Task statement:
The entries below should be transcribed in their entirety, exactly as written.

** START OF Data excerpts **

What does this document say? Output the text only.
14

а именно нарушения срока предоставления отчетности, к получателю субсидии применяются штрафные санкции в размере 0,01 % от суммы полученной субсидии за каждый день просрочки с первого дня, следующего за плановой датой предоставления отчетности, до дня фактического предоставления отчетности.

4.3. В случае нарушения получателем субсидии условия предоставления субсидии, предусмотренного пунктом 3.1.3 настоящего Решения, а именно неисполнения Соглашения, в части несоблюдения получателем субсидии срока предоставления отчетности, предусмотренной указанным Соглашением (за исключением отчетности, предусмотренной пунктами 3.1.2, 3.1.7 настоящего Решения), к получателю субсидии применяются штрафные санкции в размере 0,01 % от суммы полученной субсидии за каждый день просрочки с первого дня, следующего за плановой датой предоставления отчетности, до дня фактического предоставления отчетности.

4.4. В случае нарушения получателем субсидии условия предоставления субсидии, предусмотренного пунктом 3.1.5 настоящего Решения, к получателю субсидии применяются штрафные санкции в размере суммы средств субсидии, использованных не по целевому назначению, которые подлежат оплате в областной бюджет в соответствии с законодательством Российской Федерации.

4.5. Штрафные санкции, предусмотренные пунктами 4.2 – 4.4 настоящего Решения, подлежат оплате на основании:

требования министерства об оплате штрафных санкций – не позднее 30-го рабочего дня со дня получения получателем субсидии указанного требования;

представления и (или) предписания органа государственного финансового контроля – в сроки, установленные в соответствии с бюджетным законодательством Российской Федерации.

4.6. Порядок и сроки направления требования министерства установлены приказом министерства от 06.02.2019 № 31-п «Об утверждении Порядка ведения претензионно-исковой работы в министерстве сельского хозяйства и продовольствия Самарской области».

** END OF Data excerpts **

Task solution:
What does this document say? Output the text only.
14

а именно нарушения срока предоставления отчетности, к получателю субсидии применяются штрафные санкции в размере 0,01 % от суммы полученной субсидии за каждый день просрочки с первого дня, следующего за плановой датой предоставления отчетности, до дня фактического предоставления отчетности.

4.3. В случае нарушения получателем субсидии условия предоставления субсидии, предусмотренного пунктом 3.1.3 настоящего Решения, а именно неисполнения Соглашения, в части несоблюдения получателем субсидии срока предоставления отчетности, предусмотренной указанным Соглашением (за исключением отчетности, предусмотренной пунктами 3.1.2, 3.1.7 настоящего Решения), к получателю субсидии применяются штрафные санкции в размере 0,01 % от суммы полученной субсидии за каждый день просрочки с первого дня, следующего за плановой датой предоставления отчетности, до дня фактического предоставления отчетности.

4.4. В случае нарушения получателем субсидии условия предоставления субсидии, предусмотренного пунктом 3.1.5 настоящего Решения, к получателю субсидии применяются штрафные санкции в размере суммы средств субсидии, использованных не по целевому назначению, которые подлежат оплате в областной бюджет в соответствии с законодательством Российской Федерации.

4.5. Штрафные санкции, предусмотренные пунктами 4.2 – 4.4 настоящего Решения, подлежат оплате на основании:

требования министерства об оплате штрафных санкций – не позднее 30-го рабочего дня со дня получения получателем субсидии указанного требования;

представления и (или) предписания органа государственного финансового контроля – в сроки, установленные в соответствии с бюджетным законодательством Российской Федерации.

4.6. Порядок и сроки направления требования министерства установлены приказом министерства от 06.02.2019 № 31-п «Об утверждении Порядка ведения претензионно-исковой работы в министерстве сельского хозяйства и продовольствия Самарской области».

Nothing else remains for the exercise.